* _Stored entries_

———

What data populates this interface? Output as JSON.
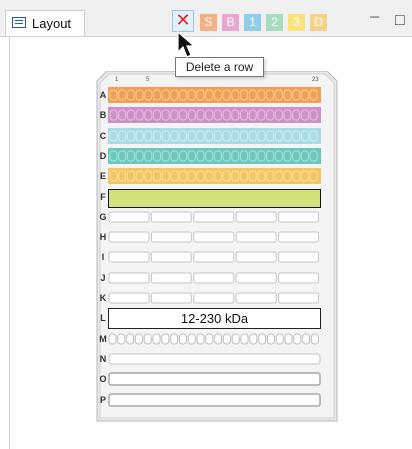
{
  "tab": {
    "label": "Layout",
    "icon": "layout-icon"
  },
  "toolbar": {
    "delete_row": {
      "glyph": "✕",
      "icon": "delete-row-icon"
    },
    "buttons": [
      {
        "label": "S",
        "color": "#f4b183"
      },
      {
        "label": "B",
        "color": "#e8a6d4"
      },
      {
        "label": "1",
        "color": "#8fcfeb"
      },
      {
        "label": "2",
        "color": "#a8dcc0"
      },
      {
        "label": "3",
        "color": "#f7e37a"
      },
      {
        "label": "D",
        "color": "#f7d08a"
      }
    ],
    "minimize": "─",
    "maximize": "□"
  },
  "tooltip": {
    "text": "Delete a row"
  },
  "plate": {
    "column_labels": [
      "1",
      "5",
      "",
      "",
      "",
      "23"
    ],
    "rows": [
      {
        "label": "A",
        "color": "#f0a050",
        "pattern": "wells"
      },
      {
        "label": "B",
        "color": "#cf8fc9",
        "pattern": "wells"
      },
      {
        "label": "C",
        "color": "#a9dbe6",
        "pattern": "wells"
      },
      {
        "label": "D",
        "color": "#6cc7bd",
        "pattern": "wells"
      },
      {
        "label": "E",
        "color": "#f5c560",
        "pattern": "wells"
      },
      {
        "label": "F",
        "color": "#d4e07a",
        "pattern": "selected"
      },
      {
        "label": "G",
        "color": "#ffffff",
        "pattern": "blocks"
      },
      {
        "label": "H",
        "color": "#ffffff",
        "pattern": "blocks"
      },
      {
        "label": "I",
        "color": "#ffffff",
        "pattern": "blocks"
      },
      {
        "label": "J",
        "color": "#ffffff",
        "pattern": "blocks"
      },
      {
        "label": "K",
        "color": "#ffffff",
        "pattern": "blocks"
      },
      {
        "label": "L",
        "color": "#ffffff",
        "pattern": "text",
        "text": "12-230 kDa"
      },
      {
        "label": "M",
        "color": "#ffffff",
        "pattern": "smallwells"
      },
      {
        "label": "N",
        "color": "#ffffff",
        "pattern": "plain"
      },
      {
        "label": "O",
        "color": "#ffffff",
        "pattern": "bar"
      },
      {
        "label": "P",
        "color": "#ffffff",
        "pattern": "bar"
      }
    ]
  }
}
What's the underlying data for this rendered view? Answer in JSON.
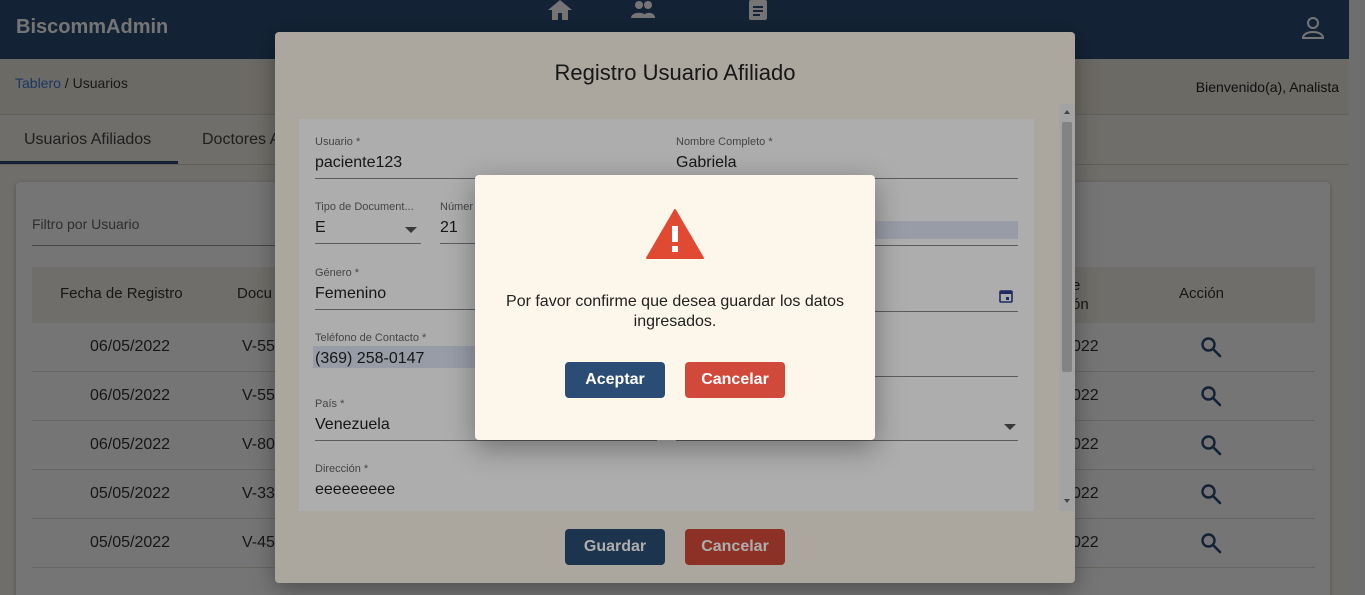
{
  "app": {
    "brand": "BiscommAdmin"
  },
  "nav": {
    "icons": [
      "home-icon",
      "people-icon",
      "clipboard-icon",
      "account-icon"
    ]
  },
  "breadcrumb": {
    "link": "Tablero",
    "separator": " / ",
    "current": "Usuarios"
  },
  "welcome": "Bienvenido(a), Analista",
  "tabs": [
    {
      "label": "Usuarios Afiliados"
    },
    {
      "label": "Doctores A"
    }
  ],
  "filter": {
    "label": "Filtro por Usuario"
  },
  "table": {
    "headers": {
      "fecha": "Fecha de Registro",
      "documento": "Docu",
      "fecha2_line1": "e",
      "fecha2_line2": "ón",
      "accion": "Acción"
    },
    "rows": [
      {
        "fecha": "06/05/2022",
        "doc": "V-55",
        "fecha2": "022"
      },
      {
        "fecha": "06/05/2022",
        "doc": "V-55",
        "fecha2": "022"
      },
      {
        "fecha": "06/05/2022",
        "doc": "V-80",
        "fecha2": "022"
      },
      {
        "fecha": "05/05/2022",
        "doc": "V-33",
        "fecha2": "022"
      },
      {
        "fecha": "05/05/2022",
        "doc": "V-45",
        "fecha2": "022"
      }
    ]
  },
  "modal": {
    "title": "Registro Usuario Afiliado",
    "fields": {
      "usuario": {
        "label": "Usuario *",
        "value": "paciente123"
      },
      "nombre": {
        "label": "Nombre Completo *",
        "value": "Gabriela"
      },
      "tipo_doc": {
        "label": "Tipo de Document...",
        "value": "E"
      },
      "numero": {
        "label": "Númer",
        "value": "21"
      },
      "genero": {
        "label": "Género *",
        "value": "Femenino"
      },
      "telefono": {
        "label": "Teléfono de Contacto *",
        "value": "(369) 258-0147"
      },
      "pais": {
        "label": "País *",
        "value": "Venezuela"
      },
      "direccion": {
        "label": "Dirección *",
        "value": "eeeeeeeee"
      }
    },
    "save_label": "Guardar",
    "cancel_label": "Cancelar"
  },
  "dialog": {
    "message": "Por favor confirme que desea guardar los datos ingresados.",
    "accept_label": "Aceptar",
    "cancel_label": "Cancelar"
  },
  "colors": {
    "primary": "#2b4d75",
    "danger": "#d0493a",
    "background": "#f4efe6",
    "dialog": "#fdf6ea",
    "warning": "#e04a32"
  }
}
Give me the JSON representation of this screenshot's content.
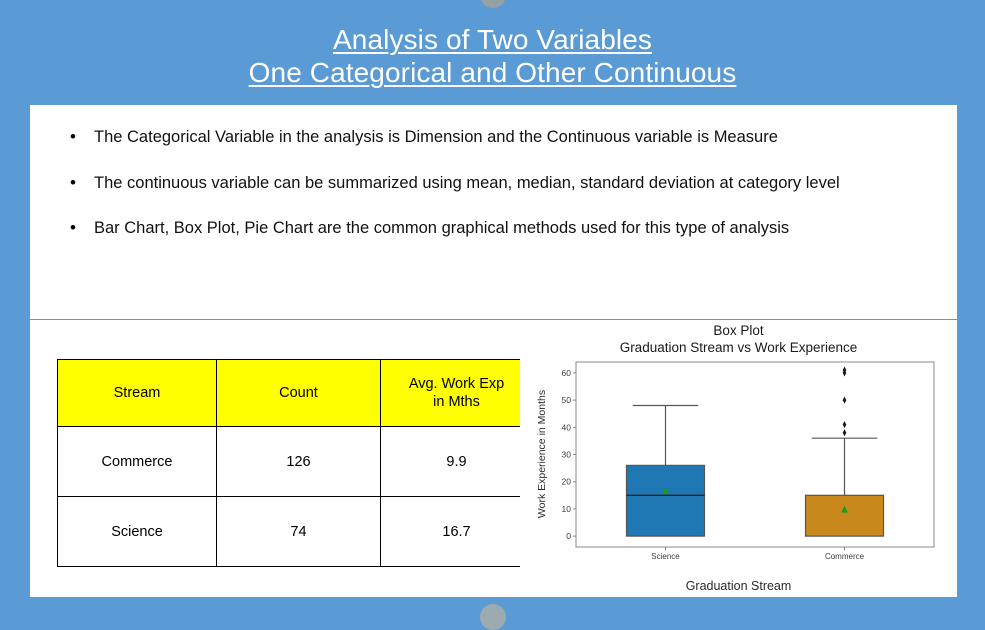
{
  "slide": {
    "title_line1": "Analysis of Two Variables",
    "title_line2": "One Categorical and Other Continuous",
    "background_color": "#5B9BD5",
    "card_color": "#FFFFFF",
    "divider_color": "#5B9BD5"
  },
  "bullets": [
    {
      "marker": "•",
      "text": "The Categorical Variable in the analysis is Dimension and the Continuous variable is Measure"
    },
    {
      "marker": "•",
      "text": "The continuous variable can be summarized using mean, median, standard deviation at category level"
    },
    {
      "marker": "•",
      "text": "Bar Chart, Box Plot, Pie Chart are the common graphical methods used for this type of analysis"
    }
  ],
  "table": {
    "header_background": "#FFFF00",
    "headers": [
      "Stream",
      "Count",
      "Avg. Work Exp in Mths"
    ],
    "headers_display": [
      {
        "line1": "Stream",
        "line2": ""
      },
      {
        "line1": "Count",
        "line2": ""
      },
      {
        "line1": "Avg. Work Exp",
        "line2": "in Mths"
      }
    ],
    "rows": [
      [
        "Commerce",
        "126",
        "9.9"
      ],
      [
        "Science",
        "74",
        "16.7"
      ]
    ]
  },
  "chart_data": {
    "type": "box",
    "title": "Box Plot",
    "subtitle": "Graduation Stream vs Work Experience",
    "xlabel": "Graduation Stream",
    "ylabel": "Work Experience in Months",
    "categories": [
      "Science",
      "Commerce"
    ],
    "ylim": [
      -4,
      64
    ],
    "yticks": [
      0,
      10,
      20,
      30,
      40,
      50,
      60
    ],
    "ytick_labels": [
      "0",
      "10",
      "20",
      "30",
      "40",
      "50",
      "60"
    ],
    "grid": false,
    "legend": "none",
    "mean_marker": "green-triangle",
    "mean_marker_color": "#1A9E1A",
    "boxes": [
      {
        "category": "Science",
        "color": "#1F77B4",
        "q1": 0,
        "median": 15,
        "q3": 26,
        "whisker_low": 0,
        "whisker_high": 48,
        "mean": 16.7,
        "outliers": []
      },
      {
        "category": "Commerce",
        "color": "#C8881C",
        "q1": 0,
        "median": 0,
        "q3": 15,
        "whisker_low": 0,
        "whisker_high": 36,
        "mean": 9.9,
        "outliers": [
          38,
          41,
          50,
          60,
          61
        ]
      }
    ]
  }
}
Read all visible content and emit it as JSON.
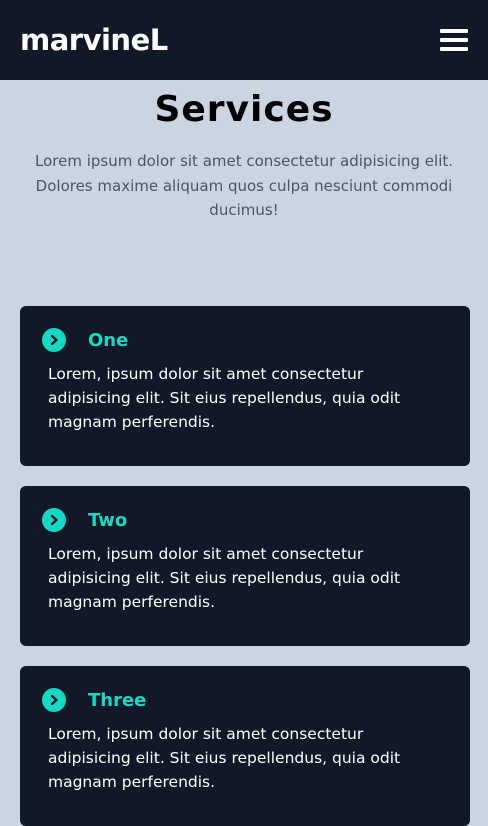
{
  "navbar": {
    "brand": "marvineL",
    "menu_icon": "hamburger-menu-icon"
  },
  "hero": {
    "title": "Services",
    "description": "Lorem ipsum dolor sit amet consectetur adipisicing elit. Dolores maxime aliquam quos culpa nesciunt commodi ducimus!"
  },
  "services": [
    {
      "icon": "chevron-right-circle-icon",
      "title": "One",
      "text": "Lorem, ipsum dolor sit amet consectetur adipisicing elit. Sit eius repellendus, quia odit magnam perferendis."
    },
    {
      "icon": "chevron-right-circle-icon",
      "title": "Two",
      "text": "Lorem, ipsum dolor sit amet consectetur adipisicing elit. Sit eius repellendus, quia odit magnam perferendis."
    },
    {
      "icon": "chevron-right-circle-icon",
      "title": "Three",
      "text": "Lorem, ipsum dolor sit amet consectetur adipisicing elit. Sit eius repellendus, quia odit magnam perferendis."
    }
  ],
  "colors": {
    "navbar_bg": "#111827",
    "page_bg": "#cbd5e1",
    "accent": "#14d9c5"
  }
}
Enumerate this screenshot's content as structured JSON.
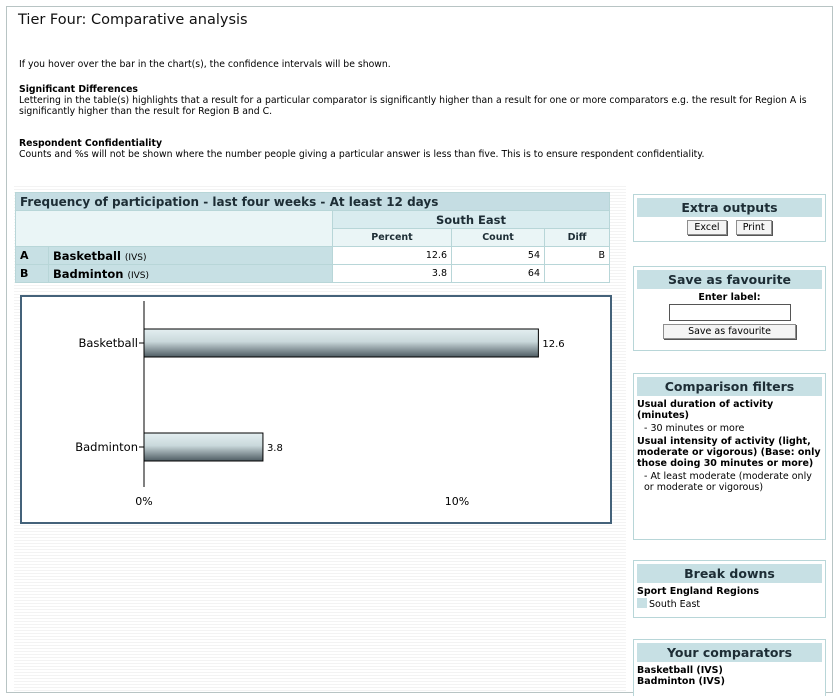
{
  "page": {
    "title": "Tier Four: Comparative analysis",
    "hover_note": "If you hover over the bar in the chart(s), the confidence intervals will be shown.",
    "sig_heading": "Significant Differences",
    "sig_text": "Lettering in the table(s) highlights that a result for a particular comparator is significantly higher than a result for one or more comparators e.g. the result for Region A is significantly higher than the result for Region B and C.",
    "conf_heading": "Respondent Confidentiality",
    "conf_text": "Counts and %s will not be shown where the number people giving a particular answer is less than five. This is to ensure respondent confidentiality."
  },
  "table": {
    "title": "Frequency of participation - last four weeks - At least 12 days",
    "region": "South East",
    "columns": [
      "Percent",
      "Count",
      "Diff"
    ],
    "rows": [
      {
        "letter": "A",
        "name": "Basketball",
        "tag": "(IVS)",
        "percent": "12.6",
        "count": "54",
        "diff": "B"
      },
      {
        "letter": "B",
        "name": "Badminton",
        "tag": "(IVS)",
        "percent": "3.8",
        "count": "64",
        "diff": ""
      }
    ]
  },
  "chart_data": {
    "type": "bar",
    "orientation": "horizontal",
    "categories": [
      "Basketball",
      "Badminton"
    ],
    "values": [
      12.6,
      3.8
    ],
    "value_labels": [
      "12.6",
      "3.8"
    ],
    "x_ticks": [
      "0%",
      "10%"
    ],
    "xlim": [
      0,
      15
    ],
    "grid": false,
    "colors": {
      "bar_light": "#d4e3e6",
      "bar_dark": "#56646a"
    }
  },
  "extra_outputs": {
    "title": "Extra outputs",
    "excel": "Excel",
    "print": "Print"
  },
  "favourite": {
    "title": "Save as favourite",
    "label": "Enter label:",
    "input_value": "",
    "button": "Save as favourite"
  },
  "filters": {
    "title": "Comparison filters",
    "items": [
      {
        "heading": "Usual duration of activity (minutes)",
        "value": "- 30 minutes or more"
      },
      {
        "heading": "Usual intensity of activity (light, moderate or vigorous) (Base: only those doing 30 minutes or more)",
        "value": "- At least moderate (moderate only or moderate or vigorous)"
      }
    ]
  },
  "breakdowns": {
    "title": "Break downs",
    "group": "Sport England Regions",
    "item": "South East"
  },
  "comparators": {
    "title": "Your comparators",
    "items": [
      "Basketball (IVS)",
      "Badminton (IVS)"
    ]
  }
}
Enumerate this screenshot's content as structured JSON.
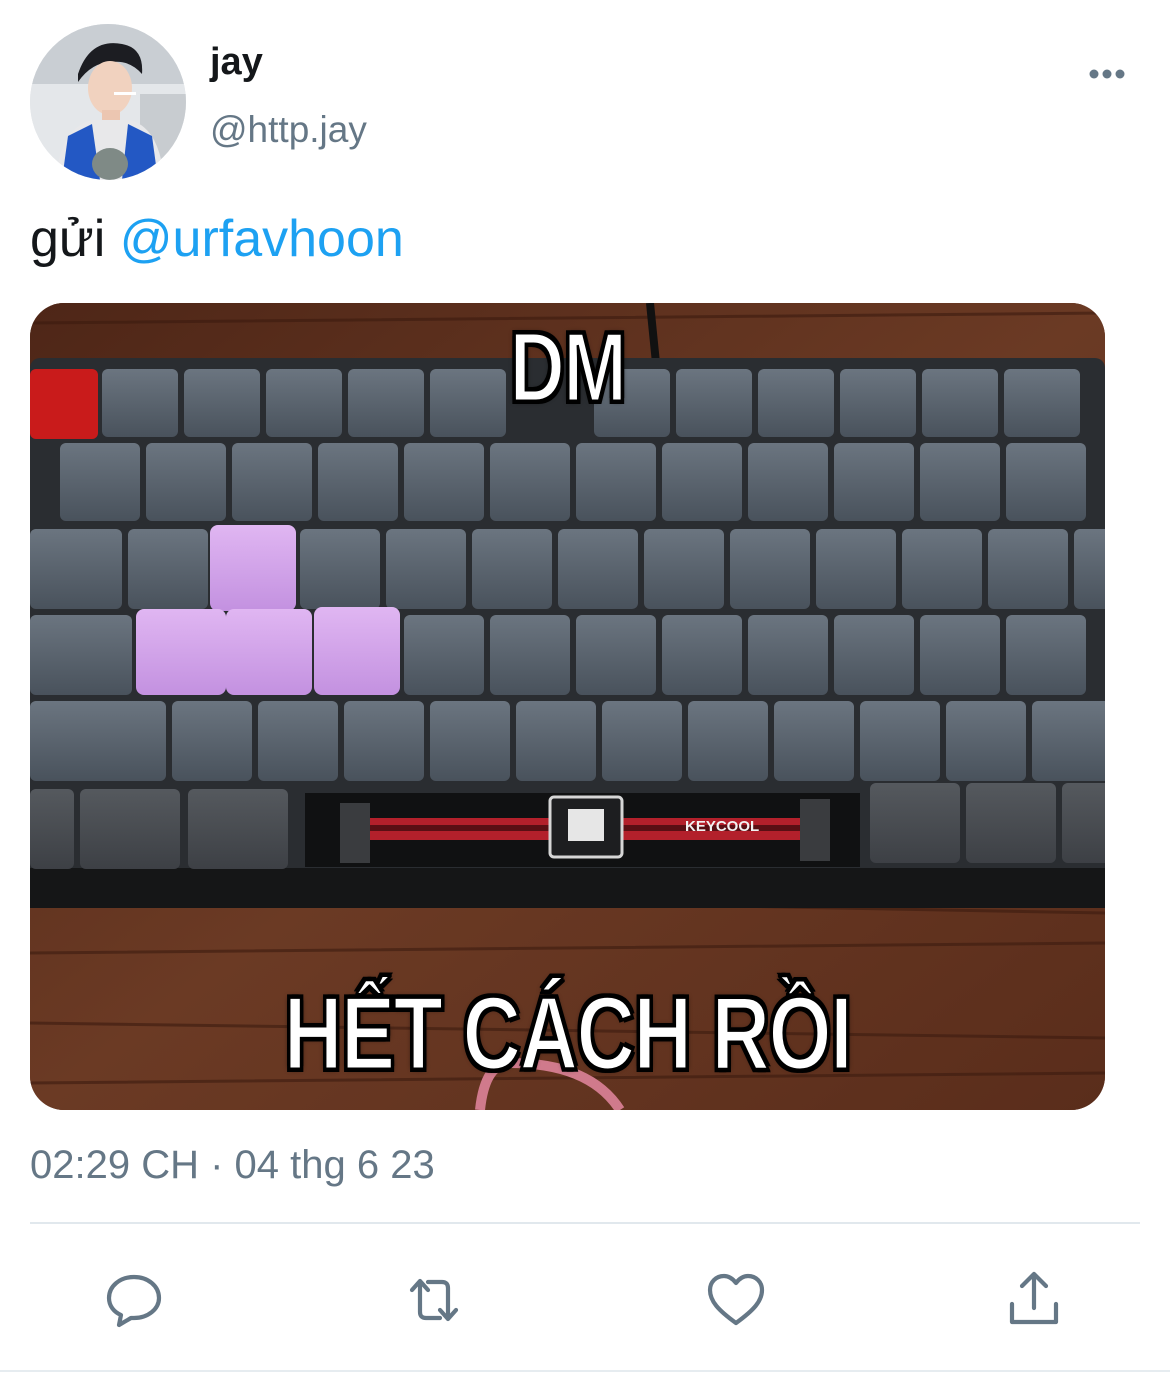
{
  "tweet": {
    "display_name": "jay",
    "handle": "@http.jay",
    "text_prefix": "gửi",
    "mention": "@urfavhoon",
    "timestamp": "02:29 CH · 04 thg 6 23"
  },
  "media": {
    "caption_top": "DM",
    "caption_bottom": "HẾT CÁCH RỒI",
    "keyboard_brand": "KEYCOOL"
  },
  "icons": {
    "more": "more-horizontal-icon",
    "reply": "reply-icon",
    "retweet": "retweet-icon",
    "like": "heart-icon",
    "share": "share-icon"
  },
  "colors": {
    "accent": "#1da1f2",
    "secondary_text": "#657786",
    "primary_text": "#14171a",
    "divider": "#e1e8ed"
  }
}
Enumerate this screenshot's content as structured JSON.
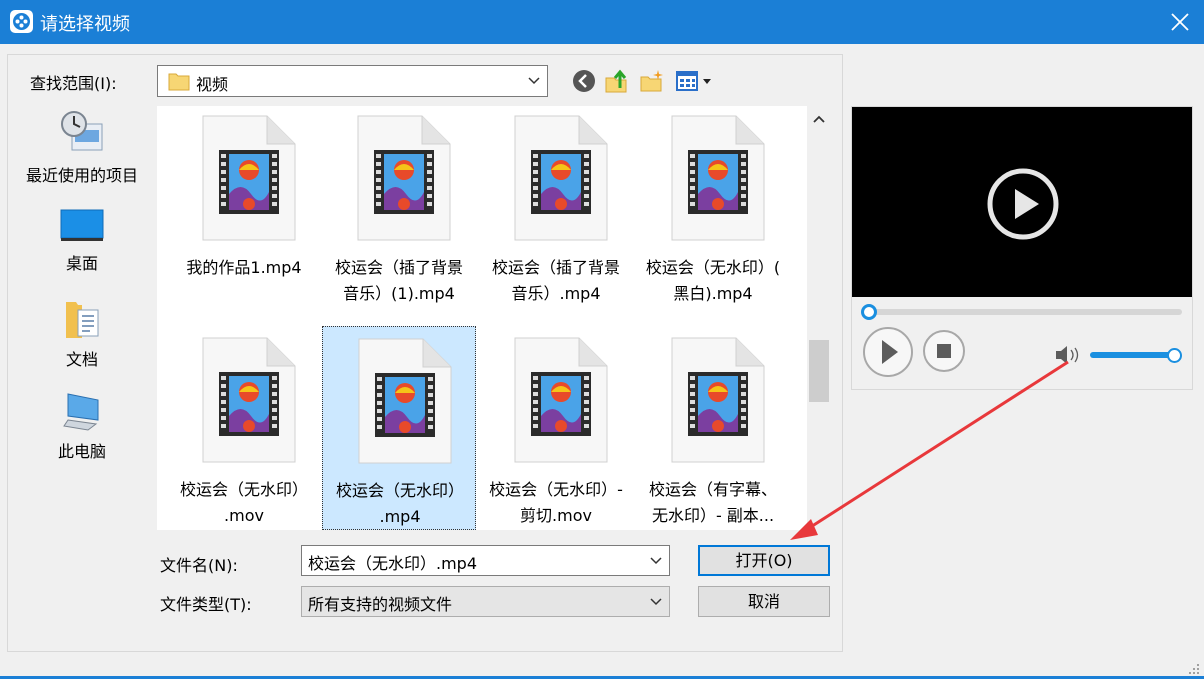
{
  "window": {
    "title": "请选择视频",
    "accent_color": "#1b7fd6"
  },
  "toolbar": {
    "lookin_label": "查找范围(I):",
    "lookin_value": "视频",
    "icons": [
      "back-icon",
      "up-folder-icon",
      "new-folder-icon",
      "view-menu-icon"
    ]
  },
  "places": [
    {
      "label": "最近使用的项目",
      "icon": "recent-icon"
    },
    {
      "label": "桌面",
      "icon": "desktop-icon"
    },
    {
      "label": "文档",
      "icon": "documents-icon"
    },
    {
      "label": "此电脑",
      "icon": "computer-icon"
    }
  ],
  "files": [
    {
      "line1": "我的作品1.mp4",
      "line2": ""
    },
    {
      "line1": "校运会（插了背景",
      "line2": "音乐）(1).mp4"
    },
    {
      "line1": "校运会（插了背景",
      "line2": "音乐）.mp4"
    },
    {
      "line1": "校运会（无水印）(",
      "line2": "黑白).mp4"
    },
    {
      "line1": "校运会（无水印）",
      "line2": ".mov"
    },
    {
      "line1": "校运会（无水印）",
      "line2": ".mp4",
      "selected": true
    },
    {
      "line1": "校运会（无水印）-",
      "line2": "剪切.mov"
    },
    {
      "line1": "校运会（有字幕、",
      "line2": "无水印）- 副本..."
    }
  ],
  "form": {
    "filename_label": "文件名(N):",
    "filename_value": "校运会（无水印）.mp4",
    "filetype_label": "文件类型(T):",
    "filetype_value": "所有支持的视频文件",
    "open_button": "打开(O)",
    "cancel_button": "取消"
  },
  "player": {
    "seek_progress": 0,
    "volume_level": 1.0
  },
  "annotation": {
    "arrow_color": "#e8383b"
  }
}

———

* _THE EXERCISE_
Gather each line from the listing above that holds "view".

* _OUTPUT FOR THIS EXERCISE_
What's the underlying data for this rendered view? Answer in JSON.
      "view-menu-icon"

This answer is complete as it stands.